Collected data entries>
════════
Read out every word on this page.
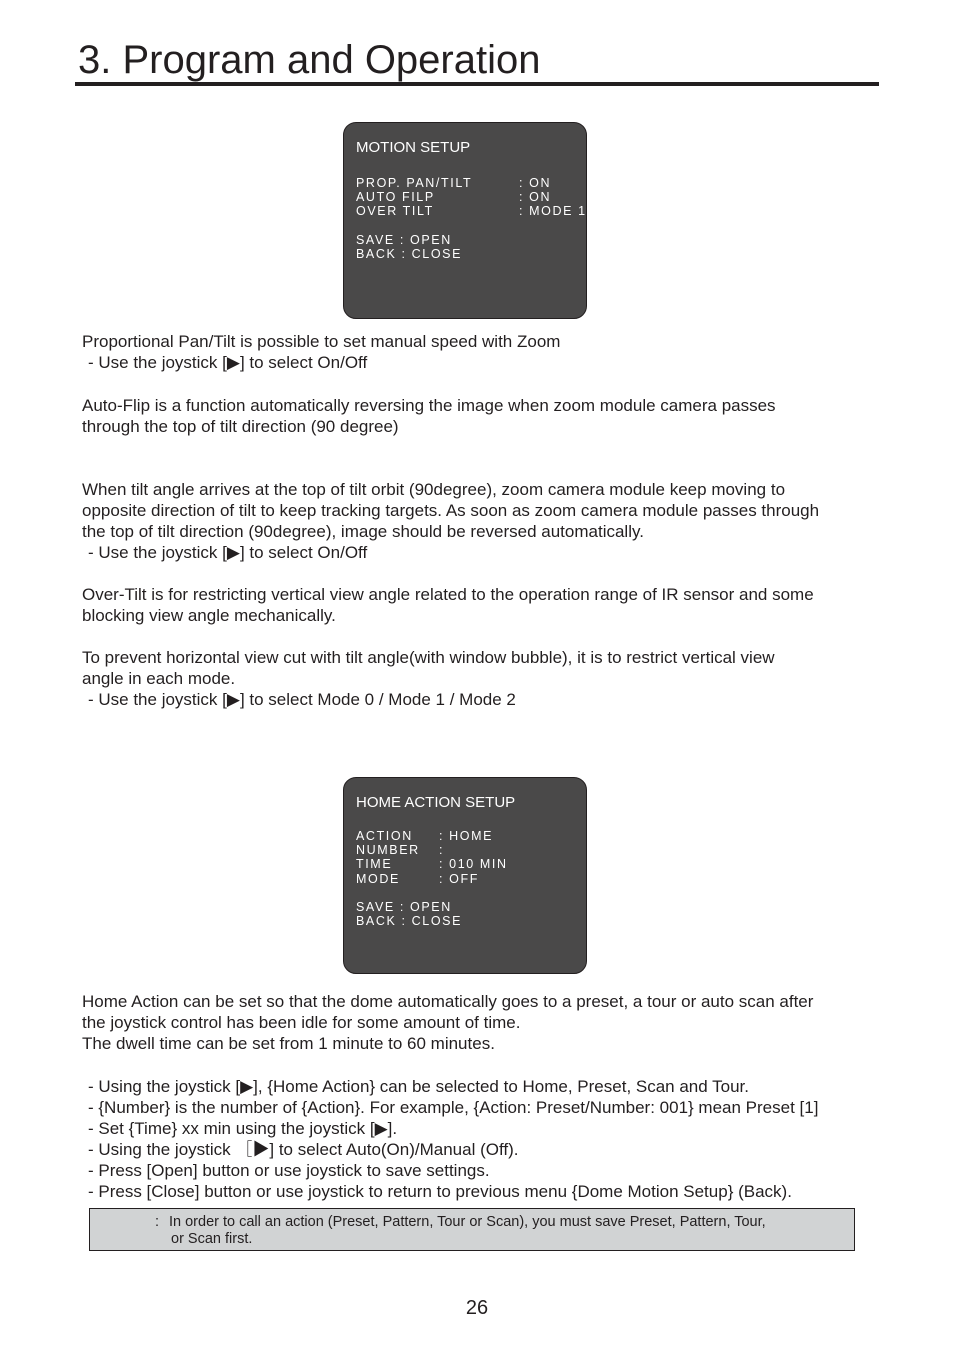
3. Program and Operation
MOTION SETUP
PROP. PAN/TILT	: ON
AUTO FILP	: ON
OVER TILT	: MODE 1
SAVE : OPEN
BACK : CLOSE

Proportional Pan/Tilt is possible to set manual speed with Zoom

- Use the joystick [▶] to select On/Off

Auto-Flip is a function automatically reversing the image when zoom module camera passes

through the top of tilt direction (90 degree)

When tilt angle arrives at the top of tilt orbit (90degree), zoom camera module keep moving to

opposite direction of tilt to keep tracking targets. As soon as zoom camera module passes through

the top of tilt direction (90degree), image should be reversed automatically.

- Use the joystick [▶] to select On/Off

Over-Tilt is for restricting vertical view angle related to the operation range of IR sensor and some

blocking view angle mechanically.

To prevent horizontal view cut with tilt angle(with window bubble), it is to restrict vertical view

angle in each mode.

- Use the joystick [▶] to select Mode 0 / Mode 1 / Mode 2

HOME ACTION SETUP
ACTION : HOME
NUMBER :
TIME	: 010 MIN
MODE	: OFF
SAVE : OPEN
BACK : CLOSE

Home Action can be set so that the dome automatically goes to a preset, a tour or auto scan after

the joystick control has been idle for some amount of time.

The dwell time can be set from 1 minute to 60 minutes.

- Using the joystick [▶], {Home Action} can be selected to Home, Preset, Scan and Tour.

- {Number} is the number of {Action}. For example, {Action: Preset/Number: 001} mean Preset [1]

- Set {Time} xx min using the joystick [▶].

- Using the joystick ［▶] to select Auto(On)/Manual (Off).

- Press [Open] button or use joystick to save settings.

- Press [Close] button or use joystick to return to previous menu {Dome Motion Setup} (Back).

: In order to call an action (Preset, Pattern, Tour or Scan), you must save Preset, Pattern, Tour,
or Scan first.
26
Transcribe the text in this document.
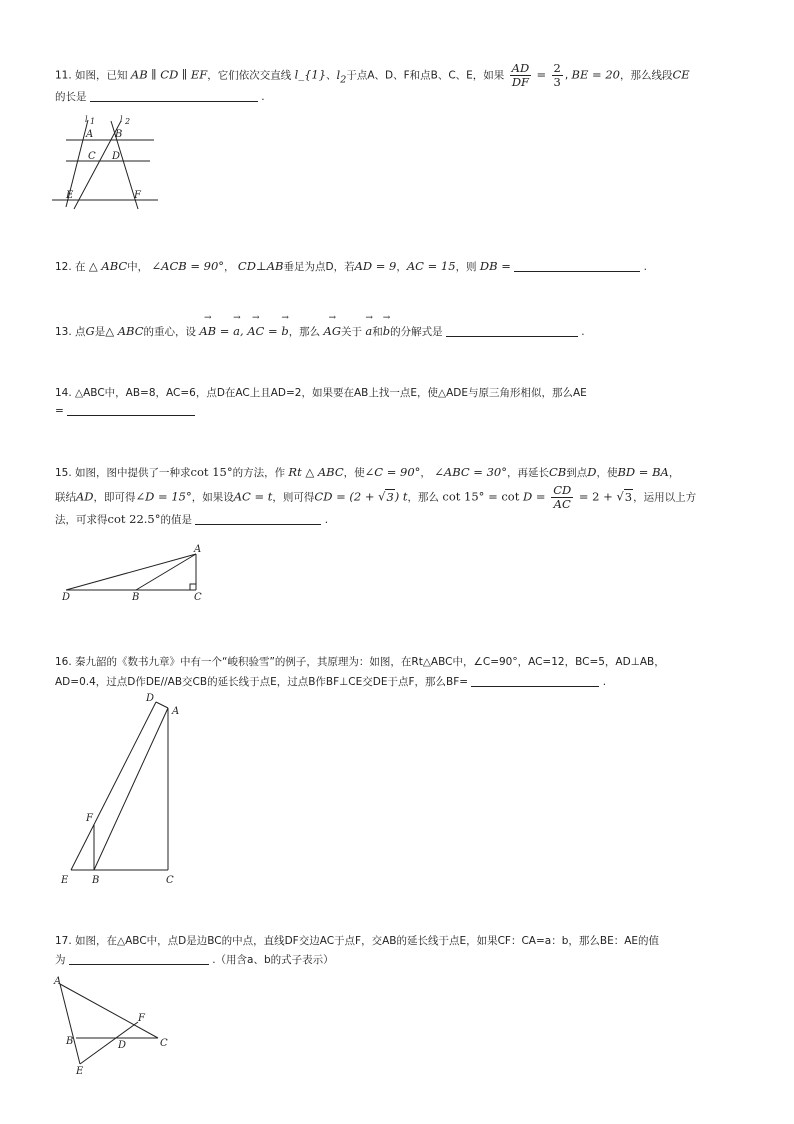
11. 如图，已知 AB ∥ CD ∥ EF，它们依次交直线 l_{1}、$l_2$于点A、D、F和点B、C、E，如果 $\frac{AD}{DF} = \frac{2}{3}$ , BE = 20，那么线段CE
的长是	.
l 1	l 2
A B
C D
E	F
12. 在 △ ABC中， ∠ACB = 90°， CD⊥AB垂足为点D，若AD = 9，AC = 15，则 DB =	.
13. 点G是△ ABC的重心，设 → AB = → a, → AC = → b，那么 → AG关于 → a和→ b的分解式是	.
14. △ABC中，AB=8，AC=6，点D在AC上且AD=2，如果要在AB上找一点E，使△ADE与原三角形相似，那么AE
=
15. 如图，图中提供了一种求cot 15°的方法，作 Rt △ ABC，使∠C = 90°， ∠ABC = 30°，再延长CB到点D，使BD = BA，
联结AD，即可得∠D = 15°，如果设AC = t，则可得CD = (2 + √3) t，那么 $\cot 15^\circ = \cot D = \frac{CD}{AC} = 2 + √3$，运用以上方
法，可求得cot 22.5°的值是	.
A
D	B	C
16. 秦九韶的《数书九章》中有一个“峻积验雪”的例子，其原理为：如图，在Rt△ABC中，∠C=90°，AC=12，BC=5，AD⊥AB，
AD=0.4，过点D作DE//AB交CB的延长线于点E，过点B作BF⊥CE交DE于点F，那么BF=	.
D
A
F
E B	C
17. 如图，在△ABC中，点D是边BC的中点，直线DF交边AC于点F，交AB的延长线于点E，如果CF：CA=a：b，那么BE：AE的值
为	.（用含a、b的式子表示）
A
B	C
D
F
E
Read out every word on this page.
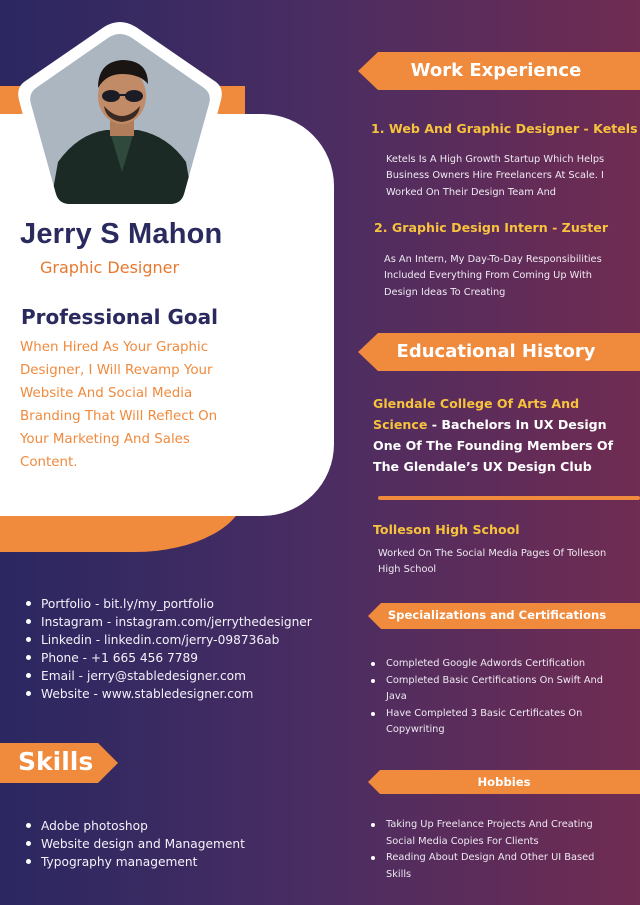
Jerry S Mahon
Graphic Designer
Professional Goal
When Hired As Your Graphic Designer, I Will Revamp Your Website And Social Media Branding That Will Reflect On Your Marketing And Sales Content.
Portfolio - bit.ly/my_portfolio
Instagram - instagram.com/jerrythedesigner
Linkedin - linkedin.com/jerry-098736ab
Phone - +1 665 456 7789
Email - jerry@stabledesigner.com
Website - www.stabledesigner.com
Skills
Adobe photoshop
Website design and Management
Typography management
Work Experience
1. Web And Graphic Designer - Ketels
Ketels Is A High Growth Startup Which Helps
Business Owners Hire Freelancers At Scale. I
Worked On Their Design Team And
2. Graphic Design Intern - Zuster
As An Intern, My Day-To-Day Responsibilities
Included Everything From Coming Up With
Design Ideas To Creating
Educational History
Glendale College Of Arts And
Science - Bachelors In UX Design
One Of The Founding Members Of
The Glendale’s UX Design Club
Tolleson High School
Worked On The Social Media Pages Of Tolleson
High School
Specializations and Certifications
Completed Google Adwords Certification
Completed Basic Certifications On Swift And
Java
Have Completed 3 Basic Certificates On
Copywriting
Hobbies
Taking Up Freelance Projects And Creating
Social Media Copies For Clients
Reading About Design And Other UI Based
Skills
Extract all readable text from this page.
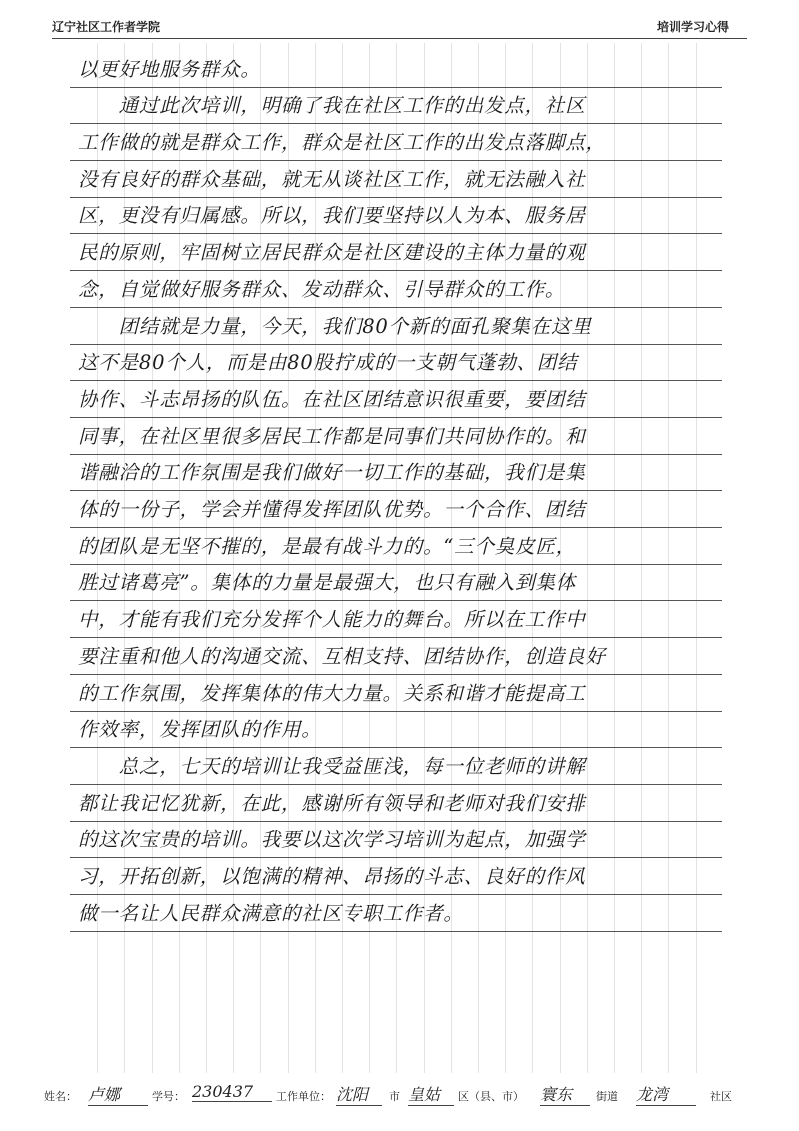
辽宁社区工作者学院	培训学习心得
以更好地服务群众。
　　通过此次培训，明确了我在社区工作的出发点，社区
工作做的就是群众工作，群众是社区工作的出发点落脚点，
没有良好的群众基础，就无从谈社区工作，就无法融入社
区，更没有归属感。所以，我们要坚持以人为本、服务居
民的原则，牢固树立居民群众是社区建设的主体力量的观
念，自觉做好服务群众、发动群众、引导群众的工作。
　　团结就是力量，今天，我们80个新的面孔聚集在这里
这不是80个人，而是由80股拧成的一支朝气蓬勃、团结
协作、斗志昂扬的队伍。在社区团结意识很重要，要团结
同事，在社区里很多居民工作都是同事们共同协作的。和
谐融洽的工作氛围是我们做好一切工作的基础，我们是集
体的一份子，学会并懂得发挥团队优势。一个合作、团结
的团队是无坚不摧的，是最有战斗力的。“三个臭皮匠，
胜过诸葛亮”。集体的力量是最强大，也只有融入到集体
中，才能有我们充分发挥个人能力的舞台。所以在工作中
要注重和他人的沟通交流、互相支持、团结协作，创造良好
的工作氛围，发挥集体的伟大力量。关系和谐才能提高工
作效率，发挥团队的作用。
　　总之，七天的培训让我受益匪浅，每一位老师的讲解
都让我记忆犹新，在此，感谢所有领导和老师对我们安排
的这次宝贵的培训。我要以这次学习培训为起点，加强学
习，开拓创新，以饱满的精神、昂扬的斗志、良好的作风
做一名让人民群众满意的社区专职工作者。
姓名： 卢娜	学号： 230437	工作单位： 沈阳	市 皇姑	区（县、市） 寰东	街道 龙湾	社区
════════
EXERCISE> Output the data exactly. Pictures don't belong in the result.

EXPECTED OUTPUT>
Read out every word on this page.
3. Program and Operation
MOTION SETUP
PROP. PAN/TILT	: ON
AUTO FILP	: ON
OVER TILT	: MODE 1
SAVE : OPEN
BACK : CLOSE

Proportional Pan/Tilt is possible to set manual speed with Zoom

- Use the joystick [▶] to select On/Off

Auto-Flip is a function automatically reversing the image when zoom module camera passes

through the top of tilt direction (90 degree)

When tilt angle arrives at the top of tilt orbit (90degree), zoom camera module keep moving to

opposite direction of tilt to keep tracking targets. As soon as zoom camera module passes through

the top of tilt direction (90degree), image should be reversed automatically.

- Use the joystick [▶] to select On/Off

Over-Tilt is for restricting vertical view angle related to the operation range of IR sensor and some

blocking view angle mechanically.

To prevent horizontal view cut with tilt angle(with window bubble), it is to restrict vertical view

angle in each mode.

- Use the joystick [▶] to select Mode 0 / Mode 1 / Mode 2

HOME ACTION SETUP
ACTION : HOME
NUMBER :
TIME	: 010 MIN
MODE	: OFF
SAVE : OPEN
BACK : CLOSE

Home Action can be set so that the dome automatically goes to a preset, a tour or auto scan after

the joystick control has been idle for some amount of time.

The dwell time can be set from 1 minute to 60 minutes.

- Using the joystick [▶], {Home Action} can be selected to Home, Preset, Scan and Tour.

- {Number} is the number of {Action}. For example, {Action: Preset/Number: 001} mean Preset [1]

- Set {Time} xx min using the joystick [▶].

- Using the joystick ［▶] to select Auto(On)/Manual (Off).

- Press [Open] button or use joystick to save settings.

- Press [Close] button or use joystick to return to previous menu {Dome Motion Setup} (Back).

: In order to call an action (Preset, Pattern, Tour or Scan), you must save Preset, Pattern, Tour,
or Scan first.
26
Transcribe the text in this document.
11. 如图，已知 AB ∥ CD ∥ EF，它们依次交直线 l_{1}、$l_2$于点A、D、F和点B、C、E，如果 $\frac{AD}{DF} = \frac{2}{3}$ , BE = 20，那么线段CE
的长是	.
l 1	l 2
A B
C D
E	F
12. 在 △ ABC中， ∠ACB = 90°， CD⊥AB垂足为点D，若AD = 9，AC = 15，则 DB =	.
13. 点G是△ ABC的重心，设 → AB = → a, → AC = → b，那么 → AG关于 → a和→ b的分解式是	.
14. △ABC中，AB=8，AC=6，点D在AC上且AD=2，如果要在AB上找一点E，使△ADE与原三角形相似，那么AE
=
15. 如图，图中提供了一种求cot 15°的方法，作 Rt △ ABC，使∠C = 90°， ∠ABC = 30°，再延长CB到点D，使BD = BA，
联结AD，即可得∠D = 15°，如果设AC = t，则可得CD = (2 + √3) t，那么 $\cot 15^\circ = \cot D = \frac{CD}{AC} = 2 + √3$，运用以上方
法，可求得cot 22.5°的值是	.
A
D	B	C
16. 秦九韶的《数书九章》中有一个“峻积验雪”的例子，其原理为：如图，在Rt△ABC中，∠C=90°，AC=12，BC=5，AD⊥AB，
AD=0.4，过点D作DE//AB交CB的延长线于点E，过点B作BF⊥CE交DE于点F，那么BF=	.
D
A
F
E B	C
17. 如图，在△ABC中，点D是边BC的中点，直线DF交边AC于点F，交AB的延长线于点E，如果CF：CA=a：b，那么BE：AE的值
为	.（用含a、b的式子表示）
A
B	C
D
F
E
Read out every word on this page.
Jerry S Mahon
Graphic Designer
Professional Goal
When Hired As Your Graphic Designer, I Will Revamp Your Website And Social Media Branding That Will Reflect On Your Marketing And Sales Content.
Portfolio - bit.ly/my_portfolio
Instagram - instagram.com/jerrythedesigner
Linkedin - linkedin.com/jerry-098736ab
Phone - +1 665 456 7789
Email - jerry@stabledesigner.com
Website - www.stabledesigner.com
Skills
Adobe photoshop
Website design and Management
Typography management
Work Experience
1. Web And Graphic Designer - Ketels
Ketels Is A High Growth Startup Which Helps
Business Owners Hire Freelancers At Scale. I
Worked On Their Design Team And
2. Graphic Design Intern - Zuster
As An Intern, My Day-To-Day Responsibilities
Included Everything From Coming Up With
Design Ideas To Creating
Educational History
Glendale College Of Arts And
Science - Bachelors In UX Design
One Of The Founding Members Of
The Glendale’s UX Design Club
Tolleson High School
Worked On The Social Media Pages Of Tolleson
High School
Specializations and Certifications
Completed Google Adwords Certification
Completed Basic Certifications On Swift And
Java
Have Completed 3 Basic Certificates On
Copywriting
Hobbies
Taking Up Freelance Projects And Creating
Social Media Copies For Clients
Reading About Design And Other UI Based
Skills
Extract all readable text from this page.
辽宁社区工作者学院	培训学习心得
以更好地服务群众。
　　通过此次培训，明确了我在社区工作的出发点，社区
工作做的就是群众工作，群众是社区工作的出发点落脚点，
没有良好的群众基础，就无从谈社区工作，就无法融入社
区，更没有归属感。所以，我们要坚持以人为本、服务居
民的原则，牢固树立居民群众是社区建设的主体力量的观
念，自觉做好服务群众、发动群众、引导群众的工作。
　　团结就是力量，今天，我们80个新的面孔聚集在这里
这不是80个人，而是由80股拧成的一支朝气蓬勃、团结
协作、斗志昂扬的队伍。在社区团结意识很重要，要团结
同事，在社区里很多居民工作都是同事们共同协作的。和
谐融洽的工作氛围是我们做好一切工作的基础，我们是集
体的一份子，学会并懂得发挥团队优势。一个合作、团结
的团队是无坚不摧的，是最有战斗力的。“三个臭皮匠，
胜过诸葛亮”。集体的力量是最强大，也只有融入到集体
中，才能有我们充分发挥个人能力的舞台。所以在工作中
要注重和他人的沟通交流、互相支持、团结协作，创造良好
的工作氛围，发挥集体的伟大力量。关系和谐才能提高工
作效率，发挥团队的作用。
　　总之，七天的培训让我受益匪浅，每一位老师的讲解
都让我记忆犹新，在此，感谢所有领导和老师对我们安排
的这次宝贵的培训。我要以这次学习培训为起点，加强学
习，开拓创新，以饱满的精神、昂扬的斗志、良好的作风
做一名让人民群众满意的社区专职工作者。
姓名： 卢娜	学号： 230437	工作单位： 沈阳	市 皇姑	区（县、市） 寰东	街道 龙湾	社区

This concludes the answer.